(TEXTO APRESENTADO):

>>>

O Governo concorda que, tal como propôs o PCP, a discussão sobre as PPP seja atirada para depois das eleições europeias?
Concorda. E se me pergunta se já terminou o diálogo, respondo que não, o diálogo ainda não terminou.
E está mais próximo de chegar a bom porto com o Bloco de Esquerda ou com o PCP?
Assumimos que o diálogo não terminou, em particular com o PCP.
É possível ainda chegar a um acordo com o Bloco de Esquerda?
Não se pede ao Bloco de Esquerda ou ao PCP que subscreva a posição que o Governo e o PS têm em relação a esta matéria. O que se pede, como muitas vezes temos conseguido fazer em relação a muitas matérias, é que não seja por causa dessa divergência que nós não conseguimos viabilizar uma nova lei de bases que é muito diferente da de 1990, consagra muito mais direitos para os utentes, que protege a gestão pública do Serviço Nacional de Saúde.
Em relação ao PSD também tem havido aproximação?
Existe uma enorme expectativa sobre a nova lei de bases e acho que o PSD também tem consciência disso. Com o PSD é assumido que não houve negociações. No entanto, uma lei de bases, por natureza, é uma lei que deve perdurar no tempo. Uma das posições que temos reafirmado é que pouco serve estarmos a fazer uma lei de bases que amanhã uma outra maioria conjunturalmente queira imediatamente alterar. Queremos uma lei que perdure, que seja suficientemente consensual para que não seja assim tão simples e tão fácil existir uma desculpa para ser alterada noutra conjuntura.
À luz das últimas divergências entre o Governo e os seus companheiros de estrada nesta legislatura, acha possível, como defendeu há um ano, que o PCP e o Bloco de Esquerda possam ir para o governo na próxima legislatura?
Não tenho por hábito limitar as opções políticas dos vários partidos. A prova é que às vezes criamos limitações artificiais que não se verificam e o exemplo é a estabilidade desta legislatura. Não acho que faça sentido nenhum que nos estejamos a autolimitar.
Acha então possível que Bloco e PCP vão para o Governo?

<<<

(O QUE SE PEDE): Reescreva, sem mudar nada, o trecho do texto sobre a nova lei de bases da saúde que vai desde "Concorda. E se" até "Bloco de Esquerda?".

(MATERIAL FORNECIDO):
>>>

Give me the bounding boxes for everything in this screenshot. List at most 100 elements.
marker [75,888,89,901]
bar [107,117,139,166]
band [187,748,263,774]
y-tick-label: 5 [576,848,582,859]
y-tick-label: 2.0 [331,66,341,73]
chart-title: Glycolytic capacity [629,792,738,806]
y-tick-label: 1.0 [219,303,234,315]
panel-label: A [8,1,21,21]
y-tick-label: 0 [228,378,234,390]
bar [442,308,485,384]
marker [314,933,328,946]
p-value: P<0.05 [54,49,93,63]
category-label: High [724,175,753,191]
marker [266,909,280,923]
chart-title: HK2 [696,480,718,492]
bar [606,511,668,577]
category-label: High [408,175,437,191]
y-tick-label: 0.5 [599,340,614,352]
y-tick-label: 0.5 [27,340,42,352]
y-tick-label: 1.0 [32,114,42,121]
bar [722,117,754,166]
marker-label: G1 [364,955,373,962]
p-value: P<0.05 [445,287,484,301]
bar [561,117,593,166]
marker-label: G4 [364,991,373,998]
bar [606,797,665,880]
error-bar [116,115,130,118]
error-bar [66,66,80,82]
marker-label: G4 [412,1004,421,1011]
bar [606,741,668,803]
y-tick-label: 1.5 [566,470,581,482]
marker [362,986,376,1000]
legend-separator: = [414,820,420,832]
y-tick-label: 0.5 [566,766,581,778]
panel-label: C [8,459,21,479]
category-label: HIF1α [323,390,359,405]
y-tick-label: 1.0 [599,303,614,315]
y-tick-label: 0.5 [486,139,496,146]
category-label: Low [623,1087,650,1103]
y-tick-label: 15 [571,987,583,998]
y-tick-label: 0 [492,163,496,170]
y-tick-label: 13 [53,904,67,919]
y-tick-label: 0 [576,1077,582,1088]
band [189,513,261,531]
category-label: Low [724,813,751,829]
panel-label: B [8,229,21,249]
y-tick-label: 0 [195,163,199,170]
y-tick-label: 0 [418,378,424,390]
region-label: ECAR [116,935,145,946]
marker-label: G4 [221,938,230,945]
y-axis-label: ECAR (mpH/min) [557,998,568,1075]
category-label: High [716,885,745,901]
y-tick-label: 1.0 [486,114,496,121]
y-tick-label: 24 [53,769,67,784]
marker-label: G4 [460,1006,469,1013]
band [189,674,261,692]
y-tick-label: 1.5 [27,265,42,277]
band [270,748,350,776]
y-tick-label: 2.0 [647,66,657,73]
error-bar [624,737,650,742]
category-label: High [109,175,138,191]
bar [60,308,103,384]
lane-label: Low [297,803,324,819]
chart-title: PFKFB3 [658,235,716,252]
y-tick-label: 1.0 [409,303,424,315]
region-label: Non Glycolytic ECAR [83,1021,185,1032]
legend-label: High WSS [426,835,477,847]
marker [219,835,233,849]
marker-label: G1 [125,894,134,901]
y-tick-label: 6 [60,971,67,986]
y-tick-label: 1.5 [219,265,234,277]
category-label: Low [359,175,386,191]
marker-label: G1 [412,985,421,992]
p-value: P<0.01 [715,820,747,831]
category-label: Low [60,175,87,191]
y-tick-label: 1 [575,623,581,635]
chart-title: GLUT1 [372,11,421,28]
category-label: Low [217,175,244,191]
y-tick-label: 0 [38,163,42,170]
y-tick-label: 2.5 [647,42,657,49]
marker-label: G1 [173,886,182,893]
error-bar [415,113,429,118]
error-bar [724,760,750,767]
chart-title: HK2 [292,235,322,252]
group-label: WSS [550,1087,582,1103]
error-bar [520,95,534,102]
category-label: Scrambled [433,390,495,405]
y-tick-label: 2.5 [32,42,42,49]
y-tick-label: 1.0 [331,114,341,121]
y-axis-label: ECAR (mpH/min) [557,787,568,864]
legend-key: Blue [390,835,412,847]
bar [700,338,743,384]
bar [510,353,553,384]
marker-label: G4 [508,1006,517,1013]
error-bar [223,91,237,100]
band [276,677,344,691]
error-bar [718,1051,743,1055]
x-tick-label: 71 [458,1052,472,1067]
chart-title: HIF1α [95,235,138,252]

<<<

(RESPOSTA À TAREFA):
Concorda. E se me pergunta se já terminou o diálogo, respondo que não, o diálogo ainda não terminou.
E está mais próximo de chegar a bom porto com o Bloco de Esquerda ou com o PCP?
Assumimos que o diálogo não terminou, em particular com o PCP.
É possível ainda chegar a um acordo com o Bloco de Esquerda?